> **Supplied material**

## begin

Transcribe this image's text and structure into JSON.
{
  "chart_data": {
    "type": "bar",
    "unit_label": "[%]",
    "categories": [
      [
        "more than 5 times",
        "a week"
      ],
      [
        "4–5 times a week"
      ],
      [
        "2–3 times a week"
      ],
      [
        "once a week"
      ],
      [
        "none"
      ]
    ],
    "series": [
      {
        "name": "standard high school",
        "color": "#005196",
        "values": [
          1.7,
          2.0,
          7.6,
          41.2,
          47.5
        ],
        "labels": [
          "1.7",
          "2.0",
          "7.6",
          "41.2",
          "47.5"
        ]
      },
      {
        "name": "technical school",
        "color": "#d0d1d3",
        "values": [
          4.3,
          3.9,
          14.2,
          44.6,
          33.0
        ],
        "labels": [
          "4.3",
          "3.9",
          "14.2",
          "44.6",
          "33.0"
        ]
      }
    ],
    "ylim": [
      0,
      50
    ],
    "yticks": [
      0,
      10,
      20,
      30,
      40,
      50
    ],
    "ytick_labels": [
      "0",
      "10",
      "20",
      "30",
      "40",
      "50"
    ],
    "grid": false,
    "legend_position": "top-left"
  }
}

## end
## begin

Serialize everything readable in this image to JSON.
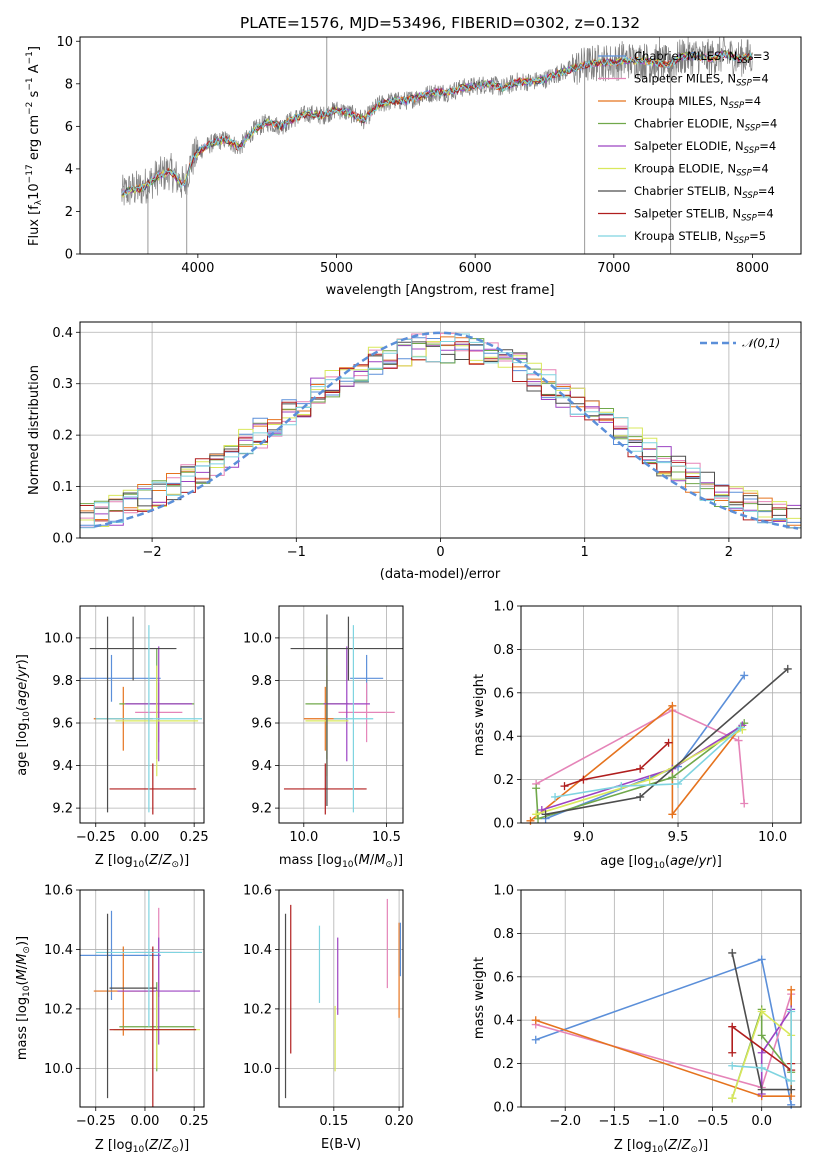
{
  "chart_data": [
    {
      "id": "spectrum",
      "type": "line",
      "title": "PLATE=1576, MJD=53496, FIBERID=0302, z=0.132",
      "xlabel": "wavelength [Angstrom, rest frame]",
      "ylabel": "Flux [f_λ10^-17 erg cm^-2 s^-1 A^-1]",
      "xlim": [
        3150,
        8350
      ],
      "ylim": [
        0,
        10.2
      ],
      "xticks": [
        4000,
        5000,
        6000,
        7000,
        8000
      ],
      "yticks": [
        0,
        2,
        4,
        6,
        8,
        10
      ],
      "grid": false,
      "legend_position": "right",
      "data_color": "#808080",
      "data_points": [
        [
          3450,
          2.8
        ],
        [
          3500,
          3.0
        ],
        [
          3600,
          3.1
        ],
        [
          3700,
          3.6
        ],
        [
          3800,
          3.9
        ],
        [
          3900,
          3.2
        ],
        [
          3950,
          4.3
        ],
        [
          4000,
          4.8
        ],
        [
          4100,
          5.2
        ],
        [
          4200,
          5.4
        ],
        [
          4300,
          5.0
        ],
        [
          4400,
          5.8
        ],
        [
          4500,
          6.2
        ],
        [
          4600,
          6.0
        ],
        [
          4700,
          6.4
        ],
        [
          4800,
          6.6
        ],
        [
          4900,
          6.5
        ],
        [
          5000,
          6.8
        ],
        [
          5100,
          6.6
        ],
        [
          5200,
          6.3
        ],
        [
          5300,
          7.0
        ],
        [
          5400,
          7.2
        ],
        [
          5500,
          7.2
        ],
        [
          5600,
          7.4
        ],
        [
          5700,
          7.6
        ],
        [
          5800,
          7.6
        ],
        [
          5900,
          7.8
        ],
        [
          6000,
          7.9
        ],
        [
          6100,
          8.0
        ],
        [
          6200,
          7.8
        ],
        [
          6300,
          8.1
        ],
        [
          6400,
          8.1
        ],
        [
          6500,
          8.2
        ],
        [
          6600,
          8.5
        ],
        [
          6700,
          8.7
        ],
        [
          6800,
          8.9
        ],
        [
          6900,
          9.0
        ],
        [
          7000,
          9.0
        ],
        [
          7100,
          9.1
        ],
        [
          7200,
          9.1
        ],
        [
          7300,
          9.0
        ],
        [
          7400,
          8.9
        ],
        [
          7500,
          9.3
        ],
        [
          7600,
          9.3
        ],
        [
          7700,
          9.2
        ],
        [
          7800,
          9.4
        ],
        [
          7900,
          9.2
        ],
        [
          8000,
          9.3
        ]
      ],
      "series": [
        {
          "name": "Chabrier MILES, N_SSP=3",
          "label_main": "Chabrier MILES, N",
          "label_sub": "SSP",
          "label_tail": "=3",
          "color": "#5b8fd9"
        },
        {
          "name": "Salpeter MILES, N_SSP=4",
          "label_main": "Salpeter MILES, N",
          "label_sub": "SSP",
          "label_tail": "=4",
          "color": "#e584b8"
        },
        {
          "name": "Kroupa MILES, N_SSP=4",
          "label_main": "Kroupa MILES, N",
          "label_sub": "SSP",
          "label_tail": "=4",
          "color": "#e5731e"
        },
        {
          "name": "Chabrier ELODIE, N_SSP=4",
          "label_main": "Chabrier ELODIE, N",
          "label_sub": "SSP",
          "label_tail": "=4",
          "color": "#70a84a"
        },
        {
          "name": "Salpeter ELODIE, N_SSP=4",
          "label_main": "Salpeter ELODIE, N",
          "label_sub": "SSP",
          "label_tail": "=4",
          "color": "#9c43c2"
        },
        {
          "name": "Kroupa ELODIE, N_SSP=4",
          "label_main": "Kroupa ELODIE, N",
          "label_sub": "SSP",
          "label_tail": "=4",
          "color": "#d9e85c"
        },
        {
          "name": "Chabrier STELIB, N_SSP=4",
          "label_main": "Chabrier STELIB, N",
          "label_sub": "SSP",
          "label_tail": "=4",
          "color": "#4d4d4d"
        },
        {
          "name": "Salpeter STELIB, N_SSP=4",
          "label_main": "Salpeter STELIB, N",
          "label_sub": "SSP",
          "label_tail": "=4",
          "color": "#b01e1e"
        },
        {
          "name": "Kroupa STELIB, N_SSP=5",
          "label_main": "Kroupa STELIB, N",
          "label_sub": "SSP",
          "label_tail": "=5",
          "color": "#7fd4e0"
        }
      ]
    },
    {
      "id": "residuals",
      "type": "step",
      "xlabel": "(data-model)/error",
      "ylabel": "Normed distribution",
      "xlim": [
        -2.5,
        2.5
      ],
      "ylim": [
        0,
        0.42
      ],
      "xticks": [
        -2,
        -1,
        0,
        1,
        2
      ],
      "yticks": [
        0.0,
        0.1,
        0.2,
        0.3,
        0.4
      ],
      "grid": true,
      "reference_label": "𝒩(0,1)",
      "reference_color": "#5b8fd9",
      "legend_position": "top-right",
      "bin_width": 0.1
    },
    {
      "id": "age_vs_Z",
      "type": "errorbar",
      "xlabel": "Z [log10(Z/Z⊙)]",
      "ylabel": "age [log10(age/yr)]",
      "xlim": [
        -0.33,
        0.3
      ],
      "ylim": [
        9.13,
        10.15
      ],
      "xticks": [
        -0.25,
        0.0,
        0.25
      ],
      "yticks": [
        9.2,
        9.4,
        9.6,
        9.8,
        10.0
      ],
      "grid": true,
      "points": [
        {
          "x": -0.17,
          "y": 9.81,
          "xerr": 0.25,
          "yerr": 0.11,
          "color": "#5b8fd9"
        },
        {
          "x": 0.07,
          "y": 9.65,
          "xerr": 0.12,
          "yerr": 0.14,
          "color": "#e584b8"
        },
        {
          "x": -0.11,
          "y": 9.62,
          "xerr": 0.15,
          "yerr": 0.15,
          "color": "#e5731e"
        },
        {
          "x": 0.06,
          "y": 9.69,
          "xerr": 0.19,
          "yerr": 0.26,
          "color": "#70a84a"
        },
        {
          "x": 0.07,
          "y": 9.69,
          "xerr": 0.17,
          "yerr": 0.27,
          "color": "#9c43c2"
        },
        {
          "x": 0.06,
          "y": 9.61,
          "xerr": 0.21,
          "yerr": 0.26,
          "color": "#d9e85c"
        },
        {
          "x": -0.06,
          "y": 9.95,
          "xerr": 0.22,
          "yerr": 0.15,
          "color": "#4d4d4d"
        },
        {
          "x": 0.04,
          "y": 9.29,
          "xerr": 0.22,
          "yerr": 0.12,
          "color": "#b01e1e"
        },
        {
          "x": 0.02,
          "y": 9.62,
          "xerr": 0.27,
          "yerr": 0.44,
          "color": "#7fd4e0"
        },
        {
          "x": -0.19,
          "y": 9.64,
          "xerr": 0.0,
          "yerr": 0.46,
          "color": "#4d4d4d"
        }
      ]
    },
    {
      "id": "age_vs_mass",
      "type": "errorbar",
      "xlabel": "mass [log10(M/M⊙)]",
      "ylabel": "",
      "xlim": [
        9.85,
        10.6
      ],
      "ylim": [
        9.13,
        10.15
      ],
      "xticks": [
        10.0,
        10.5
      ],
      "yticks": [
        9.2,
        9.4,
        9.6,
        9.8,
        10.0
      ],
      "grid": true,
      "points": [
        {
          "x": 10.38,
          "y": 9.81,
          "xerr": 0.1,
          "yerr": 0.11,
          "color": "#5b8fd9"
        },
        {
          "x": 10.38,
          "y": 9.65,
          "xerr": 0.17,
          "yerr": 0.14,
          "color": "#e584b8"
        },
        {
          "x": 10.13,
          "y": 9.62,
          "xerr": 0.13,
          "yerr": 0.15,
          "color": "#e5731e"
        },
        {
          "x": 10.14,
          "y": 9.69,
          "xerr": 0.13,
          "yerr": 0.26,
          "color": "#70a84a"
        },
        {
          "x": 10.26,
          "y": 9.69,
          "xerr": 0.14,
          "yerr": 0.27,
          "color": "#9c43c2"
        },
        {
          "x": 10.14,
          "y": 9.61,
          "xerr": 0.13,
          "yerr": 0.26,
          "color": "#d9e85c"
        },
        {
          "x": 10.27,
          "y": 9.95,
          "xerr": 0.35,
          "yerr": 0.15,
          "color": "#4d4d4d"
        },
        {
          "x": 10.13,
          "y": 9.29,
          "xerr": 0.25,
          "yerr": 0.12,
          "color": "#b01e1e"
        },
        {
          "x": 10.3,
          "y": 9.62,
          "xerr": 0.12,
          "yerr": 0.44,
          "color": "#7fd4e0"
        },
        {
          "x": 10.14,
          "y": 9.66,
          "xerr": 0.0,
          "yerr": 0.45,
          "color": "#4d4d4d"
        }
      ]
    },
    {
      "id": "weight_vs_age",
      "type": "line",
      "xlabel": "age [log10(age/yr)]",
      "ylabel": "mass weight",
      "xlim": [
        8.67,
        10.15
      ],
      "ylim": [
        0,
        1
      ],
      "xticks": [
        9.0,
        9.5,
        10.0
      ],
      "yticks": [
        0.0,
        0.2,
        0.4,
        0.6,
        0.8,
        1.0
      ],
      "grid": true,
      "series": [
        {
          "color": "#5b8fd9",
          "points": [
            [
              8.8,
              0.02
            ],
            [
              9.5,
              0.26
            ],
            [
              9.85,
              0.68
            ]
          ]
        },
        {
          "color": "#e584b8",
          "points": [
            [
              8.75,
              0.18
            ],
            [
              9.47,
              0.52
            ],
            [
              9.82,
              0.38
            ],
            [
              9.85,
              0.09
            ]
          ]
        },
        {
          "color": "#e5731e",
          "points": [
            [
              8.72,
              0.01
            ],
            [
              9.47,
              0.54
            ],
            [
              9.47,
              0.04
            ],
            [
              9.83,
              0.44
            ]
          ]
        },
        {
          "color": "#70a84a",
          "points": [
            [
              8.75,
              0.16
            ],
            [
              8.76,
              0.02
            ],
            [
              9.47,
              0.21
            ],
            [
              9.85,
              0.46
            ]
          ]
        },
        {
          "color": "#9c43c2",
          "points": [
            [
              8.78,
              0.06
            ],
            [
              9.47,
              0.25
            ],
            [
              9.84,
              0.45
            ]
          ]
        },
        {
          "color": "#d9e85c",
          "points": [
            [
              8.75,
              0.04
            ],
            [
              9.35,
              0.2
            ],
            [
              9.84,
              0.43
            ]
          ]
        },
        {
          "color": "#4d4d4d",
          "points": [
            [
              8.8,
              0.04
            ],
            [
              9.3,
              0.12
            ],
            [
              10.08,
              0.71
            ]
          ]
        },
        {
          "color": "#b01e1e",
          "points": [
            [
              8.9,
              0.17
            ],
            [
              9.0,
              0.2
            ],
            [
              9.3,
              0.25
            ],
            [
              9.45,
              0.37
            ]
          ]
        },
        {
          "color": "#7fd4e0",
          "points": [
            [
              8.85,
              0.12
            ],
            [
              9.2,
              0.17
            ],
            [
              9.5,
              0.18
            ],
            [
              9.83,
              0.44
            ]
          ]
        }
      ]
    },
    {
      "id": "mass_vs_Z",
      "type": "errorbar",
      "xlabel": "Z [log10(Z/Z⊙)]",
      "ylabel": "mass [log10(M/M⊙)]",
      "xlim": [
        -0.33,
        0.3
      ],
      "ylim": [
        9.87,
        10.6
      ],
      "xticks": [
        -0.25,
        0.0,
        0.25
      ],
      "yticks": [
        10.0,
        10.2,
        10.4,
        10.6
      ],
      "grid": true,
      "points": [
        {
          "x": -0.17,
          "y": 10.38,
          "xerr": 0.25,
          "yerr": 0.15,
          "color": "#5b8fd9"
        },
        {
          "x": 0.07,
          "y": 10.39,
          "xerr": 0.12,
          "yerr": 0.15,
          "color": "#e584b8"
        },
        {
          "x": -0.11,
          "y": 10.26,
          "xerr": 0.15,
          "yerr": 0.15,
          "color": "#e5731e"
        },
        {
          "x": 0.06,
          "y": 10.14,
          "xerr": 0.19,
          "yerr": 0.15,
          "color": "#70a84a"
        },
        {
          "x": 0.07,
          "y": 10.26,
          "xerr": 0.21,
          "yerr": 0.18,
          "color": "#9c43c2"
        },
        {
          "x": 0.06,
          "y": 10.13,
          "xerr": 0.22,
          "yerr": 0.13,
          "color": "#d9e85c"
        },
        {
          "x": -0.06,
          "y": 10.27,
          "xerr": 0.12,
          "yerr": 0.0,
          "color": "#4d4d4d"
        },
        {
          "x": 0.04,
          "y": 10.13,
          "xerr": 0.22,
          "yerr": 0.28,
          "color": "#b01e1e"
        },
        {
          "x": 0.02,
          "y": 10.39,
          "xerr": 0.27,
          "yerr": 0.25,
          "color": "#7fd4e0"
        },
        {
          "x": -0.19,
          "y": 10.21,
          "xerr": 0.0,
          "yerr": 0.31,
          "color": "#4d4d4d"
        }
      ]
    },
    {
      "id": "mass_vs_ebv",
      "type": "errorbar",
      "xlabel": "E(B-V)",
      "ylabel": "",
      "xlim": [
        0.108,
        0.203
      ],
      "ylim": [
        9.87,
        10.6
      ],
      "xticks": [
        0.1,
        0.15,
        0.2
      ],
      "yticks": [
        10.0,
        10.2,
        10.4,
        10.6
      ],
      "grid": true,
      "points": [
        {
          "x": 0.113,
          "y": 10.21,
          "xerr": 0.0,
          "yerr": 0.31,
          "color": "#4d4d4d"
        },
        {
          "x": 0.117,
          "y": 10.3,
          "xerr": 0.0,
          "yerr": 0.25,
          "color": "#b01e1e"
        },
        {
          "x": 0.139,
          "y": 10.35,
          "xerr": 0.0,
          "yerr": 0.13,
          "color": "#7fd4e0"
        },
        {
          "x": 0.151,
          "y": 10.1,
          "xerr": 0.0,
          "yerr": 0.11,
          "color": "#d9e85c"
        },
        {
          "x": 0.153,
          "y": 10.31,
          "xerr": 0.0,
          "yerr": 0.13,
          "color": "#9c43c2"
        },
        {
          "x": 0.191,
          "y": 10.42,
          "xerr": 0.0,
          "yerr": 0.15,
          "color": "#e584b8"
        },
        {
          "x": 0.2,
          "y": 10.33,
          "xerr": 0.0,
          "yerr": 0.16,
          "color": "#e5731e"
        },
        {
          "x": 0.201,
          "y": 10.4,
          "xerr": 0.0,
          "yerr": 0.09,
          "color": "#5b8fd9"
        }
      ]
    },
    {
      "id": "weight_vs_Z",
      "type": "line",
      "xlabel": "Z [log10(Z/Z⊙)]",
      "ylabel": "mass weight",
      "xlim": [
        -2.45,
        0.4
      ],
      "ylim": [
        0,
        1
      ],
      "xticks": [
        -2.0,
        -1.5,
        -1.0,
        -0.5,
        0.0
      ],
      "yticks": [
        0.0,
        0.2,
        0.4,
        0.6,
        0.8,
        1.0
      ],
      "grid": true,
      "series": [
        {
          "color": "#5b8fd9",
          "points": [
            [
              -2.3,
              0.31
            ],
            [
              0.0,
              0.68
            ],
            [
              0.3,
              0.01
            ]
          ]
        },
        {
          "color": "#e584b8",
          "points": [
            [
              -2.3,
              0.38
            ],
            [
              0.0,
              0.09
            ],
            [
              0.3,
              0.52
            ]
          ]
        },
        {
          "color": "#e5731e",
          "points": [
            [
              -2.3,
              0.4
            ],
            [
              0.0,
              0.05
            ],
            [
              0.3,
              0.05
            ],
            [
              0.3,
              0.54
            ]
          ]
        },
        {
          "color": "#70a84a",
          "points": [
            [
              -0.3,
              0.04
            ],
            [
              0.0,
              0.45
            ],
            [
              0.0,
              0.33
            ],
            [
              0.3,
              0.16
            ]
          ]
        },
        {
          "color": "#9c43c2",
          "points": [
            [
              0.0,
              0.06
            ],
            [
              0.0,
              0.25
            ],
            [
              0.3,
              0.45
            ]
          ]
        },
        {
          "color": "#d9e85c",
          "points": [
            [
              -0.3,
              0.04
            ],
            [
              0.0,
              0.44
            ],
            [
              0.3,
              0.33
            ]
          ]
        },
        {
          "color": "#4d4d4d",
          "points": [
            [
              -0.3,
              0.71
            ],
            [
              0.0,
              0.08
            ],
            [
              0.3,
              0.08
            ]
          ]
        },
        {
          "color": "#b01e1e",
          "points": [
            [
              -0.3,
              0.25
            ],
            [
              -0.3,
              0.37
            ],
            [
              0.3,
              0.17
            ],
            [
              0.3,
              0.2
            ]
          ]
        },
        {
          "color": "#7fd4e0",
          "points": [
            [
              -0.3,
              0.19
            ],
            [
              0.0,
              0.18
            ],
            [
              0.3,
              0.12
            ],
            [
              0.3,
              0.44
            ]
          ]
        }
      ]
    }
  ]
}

## end

> **What you need to do**
In the listing above, count each line that holds the string "Kroupa". Give the number only.

> **Result of this exercise**
6